■ Data items

>>>>>

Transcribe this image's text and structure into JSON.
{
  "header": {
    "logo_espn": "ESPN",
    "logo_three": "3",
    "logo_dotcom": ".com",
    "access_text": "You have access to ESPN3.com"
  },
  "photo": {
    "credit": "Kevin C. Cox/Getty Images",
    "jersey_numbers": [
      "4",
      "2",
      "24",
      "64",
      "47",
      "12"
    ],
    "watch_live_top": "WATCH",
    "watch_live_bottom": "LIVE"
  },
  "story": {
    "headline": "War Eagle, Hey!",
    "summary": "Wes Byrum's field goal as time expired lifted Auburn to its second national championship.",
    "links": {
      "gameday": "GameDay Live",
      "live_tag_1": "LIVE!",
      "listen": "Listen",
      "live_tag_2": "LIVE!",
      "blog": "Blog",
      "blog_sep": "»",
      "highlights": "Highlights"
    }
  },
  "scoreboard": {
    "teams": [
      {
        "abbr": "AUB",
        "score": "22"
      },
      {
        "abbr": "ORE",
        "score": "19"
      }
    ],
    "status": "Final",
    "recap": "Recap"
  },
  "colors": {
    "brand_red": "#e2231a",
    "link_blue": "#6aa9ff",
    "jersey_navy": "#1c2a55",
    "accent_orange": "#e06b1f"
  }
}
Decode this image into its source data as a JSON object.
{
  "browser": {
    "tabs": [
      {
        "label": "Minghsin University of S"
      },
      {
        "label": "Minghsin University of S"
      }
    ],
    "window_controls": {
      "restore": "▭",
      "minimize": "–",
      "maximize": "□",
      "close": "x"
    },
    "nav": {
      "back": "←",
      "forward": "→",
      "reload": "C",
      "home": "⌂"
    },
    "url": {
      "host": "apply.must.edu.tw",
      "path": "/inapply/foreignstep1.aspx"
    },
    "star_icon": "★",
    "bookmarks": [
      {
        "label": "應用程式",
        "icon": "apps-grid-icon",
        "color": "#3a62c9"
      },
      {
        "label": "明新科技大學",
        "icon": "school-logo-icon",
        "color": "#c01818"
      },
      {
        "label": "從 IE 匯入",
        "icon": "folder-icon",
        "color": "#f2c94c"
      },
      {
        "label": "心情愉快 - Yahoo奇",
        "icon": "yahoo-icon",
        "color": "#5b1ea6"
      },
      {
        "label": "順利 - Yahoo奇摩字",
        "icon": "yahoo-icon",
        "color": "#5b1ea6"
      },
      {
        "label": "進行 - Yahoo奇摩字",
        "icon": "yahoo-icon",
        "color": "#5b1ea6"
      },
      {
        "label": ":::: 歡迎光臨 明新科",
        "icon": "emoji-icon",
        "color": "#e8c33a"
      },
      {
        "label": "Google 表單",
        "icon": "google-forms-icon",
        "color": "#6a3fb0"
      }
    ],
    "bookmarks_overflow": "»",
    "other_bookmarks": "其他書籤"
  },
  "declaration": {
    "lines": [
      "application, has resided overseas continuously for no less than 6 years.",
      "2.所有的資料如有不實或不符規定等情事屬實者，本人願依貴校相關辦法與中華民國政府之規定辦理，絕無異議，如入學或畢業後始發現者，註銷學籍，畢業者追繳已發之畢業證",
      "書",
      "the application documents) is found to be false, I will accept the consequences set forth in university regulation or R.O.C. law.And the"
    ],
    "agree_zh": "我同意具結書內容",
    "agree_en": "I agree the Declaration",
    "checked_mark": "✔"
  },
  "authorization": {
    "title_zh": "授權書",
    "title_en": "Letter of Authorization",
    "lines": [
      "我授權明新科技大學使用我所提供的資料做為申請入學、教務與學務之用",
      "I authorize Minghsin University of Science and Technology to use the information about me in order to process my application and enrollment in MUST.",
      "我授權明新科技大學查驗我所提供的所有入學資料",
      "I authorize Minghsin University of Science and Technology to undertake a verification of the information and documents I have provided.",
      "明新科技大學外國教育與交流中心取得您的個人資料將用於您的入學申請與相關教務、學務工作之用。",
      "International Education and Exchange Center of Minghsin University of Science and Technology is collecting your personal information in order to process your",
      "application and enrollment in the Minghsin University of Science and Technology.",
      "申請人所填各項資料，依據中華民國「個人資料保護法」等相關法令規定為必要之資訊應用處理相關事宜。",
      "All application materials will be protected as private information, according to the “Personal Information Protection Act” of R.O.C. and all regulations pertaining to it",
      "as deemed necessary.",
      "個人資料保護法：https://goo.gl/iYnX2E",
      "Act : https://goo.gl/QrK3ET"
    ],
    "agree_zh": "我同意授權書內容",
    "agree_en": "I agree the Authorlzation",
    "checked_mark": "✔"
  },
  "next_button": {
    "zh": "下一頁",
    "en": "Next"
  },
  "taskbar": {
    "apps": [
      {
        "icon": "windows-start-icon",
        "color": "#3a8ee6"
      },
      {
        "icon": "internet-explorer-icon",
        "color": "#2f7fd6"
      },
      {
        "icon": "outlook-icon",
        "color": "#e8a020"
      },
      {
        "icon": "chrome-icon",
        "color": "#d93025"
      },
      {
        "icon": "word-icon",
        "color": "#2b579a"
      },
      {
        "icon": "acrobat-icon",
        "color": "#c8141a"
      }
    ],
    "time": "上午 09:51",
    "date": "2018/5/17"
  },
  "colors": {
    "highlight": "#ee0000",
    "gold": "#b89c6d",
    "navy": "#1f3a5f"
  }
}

<<<<<

■ Given instruction
Extract every line above exactly as it stands.

■ Answer to the exercise
Transcribe this image's text and structure into JSON.
{
  "header": {
    "logo_espn": "ESPN",
    "logo_three": "3",
    "logo_dotcom": ".com",
    "access_text": "You have access to ESPN3.com"
  },
  "photo": {
    "credit": "Kevin C. Cox/Getty Images",
    "jersey_numbers": [
      "4",
      "2",
      "24",
      "64",
      "47",
      "12"
    ],
    "watch_live_top": "WATCH",
    "watch_live_bottom": "LIVE"
  },
  "story": {
    "headline": "War Eagle, Hey!",
    "summary": "Wes Byrum's field goal as time expired lifted Auburn to its second national championship.",
    "links": {
      "gameday": "GameDay Live",
      "live_tag_1": "LIVE!",
      "listen": "Listen",
      "live_tag_2": "LIVE!",
      "blog": "Blog",
      "blog_sep": "»",
      "highlights": "Highlights"
    }
  },
  "scoreboard": {
    "teams": [
      {
        "abbr": "AUB",
        "score": "22"
      },
      {
        "abbr": "ORE",
        "score": "19"
      }
    ],
    "status": "Final",
    "recap": "Recap"
  },
  "colors": {
    "brand_red": "#e2231a",
    "link_blue": "#6aa9ff",
    "jersey_navy": "#1c2a55",
    "accent_orange": "#e06b1f"
  }
}
Decode this image into its source data as a JSON object.
{
  "browser": {
    "tabs": [
      {
        "label": "Minghsin University of S"
      },
      {
        "label": "Minghsin University of S"
      }
    ],
    "window_controls": {
      "restore": "▭",
      "minimize": "–",
      "maximize": "□",
      "close": "x"
    },
    "nav": {
      "back": "←",
      "forward": "→",
      "reload": "C",
      "home": "⌂"
    },
    "url": {
      "host": "apply.must.edu.tw",
      "path": "/inapply/foreignstep1.aspx"
    },
    "star_icon": "★",
    "bookmarks": [
      {
        "label": "應用程式",
        "icon": "apps-grid-icon",
        "color": "#3a62c9"
      },
      {
        "label": "明新科技大學",
        "icon": "school-logo-icon",
        "color": "#c01818"
      },
      {
        "label": "從 IE 匯入",
        "icon": "folder-icon",
        "color": "#f2c94c"
      },
      {
        "label": "心情愉快 - Yahoo奇",
        "icon": "yahoo-icon",
        "color": "#5b1ea6"
      },
      {
        "label": "順利 - Yahoo奇摩字",
        "icon": "yahoo-icon",
        "color": "#5b1ea6"
      },
      {
        "label": "進行 - Yahoo奇摩字",
        "icon": "yahoo-icon",
        "color": "#5b1ea6"
      },
      {
        "label": ":::: 歡迎光臨 明新科",
        "icon": "emoji-icon",
        "color": "#e8c33a"
      },
      {
        "label": "Google 表單",
        "icon": "google-forms-icon",
        "color": "#6a3fb0"
      }
    ],
    "bookmarks_overflow": "»",
    "other_bookmarks": "其他書籤"
  },
  "declaration": {
    "lines": [
      "application, has resided overseas continuously for no less than 6 years.",
      "2.所有的資料如有不實或不符規定等情事屬實者，本人願依貴校相關辦法與中華民國政府之規定辦理，絕無異議，如入學或畢業後始發現者，註銷學籍，畢業者追繳已發之畢業證",
      "書",
      "the application documents) is found to be false, I will accept the consequences set forth in university regulation or R.O.C. law.And the"
    ],
    "agree_zh": "我同意具結書內容",
    "agree_en": "I agree the Declaration",
    "checked_mark": "✔"
  },
  "authorization": {
    "title_zh": "授權書",
    "title_en": "Letter of Authorization",
    "lines": [
      "我授權明新科技大學使用我所提供的資料做為申請入學、教務與學務之用",
      "I authorize Minghsin University of Science and Technology to use the information about me in order to process my application and enrollment in MUST.",
      "我授權明新科技大學查驗我所提供的所有入學資料",
      "I authorize Minghsin University of Science and Technology to undertake a verification of the information and documents I have provided.",
      "明新科技大學外國教育與交流中心取得您的個人資料將用於您的入學申請與相關教務、學務工作之用。",
      "International Education and Exchange Center of Minghsin University of Science and Technology is collecting your personal information in order to process your",
      "application and enrollment in the Minghsin University of Science and Technology.",
      "申請人所填各項資料，依據中華民國「個人資料保護法」等相關法令規定為必要之資訊應用處理相關事宜。",
      "All application materials will be protected as private information, according to the “Personal Information Protection Act” of R.O.C. and all regulations pertaining to it",
      "as deemed necessary.",
      "個人資料保護法：https://goo.gl/iYnX2E",
      "Act : https://goo.gl/QrK3ET"
    ],
    "agree_zh": "我同意授權書內容",
    "agree_en": "I agree the Authorlzation",
    "checked_mark": "✔"
  },
  "next_button": {
    "zh": "下一頁",
    "en": "Next"
  },
  "taskbar": {
    "apps": [
      {
        "icon": "windows-start-icon",
        "color": "#3a8ee6"
      },
      {
        "icon": "internet-explorer-icon",
        "color": "#2f7fd6"
      },
      {
        "icon": "outlook-icon",
        "color": "#e8a020"
      },
      {
        "icon": "chrome-icon",
        "color": "#d93025"
      },
      {
        "icon": "word-icon",
        "color": "#2b579a"
      },
      {
        "icon": "acrobat-icon",
        "color": "#c8141a"
      }
    ],
    "time": "上午 09:51",
    "date": "2018/5/17"
  },
  "colors": {
    "highlight": "#ee0000",
    "gold": "#b89c6d",
    "navy": "#1f3a5f"
  }
}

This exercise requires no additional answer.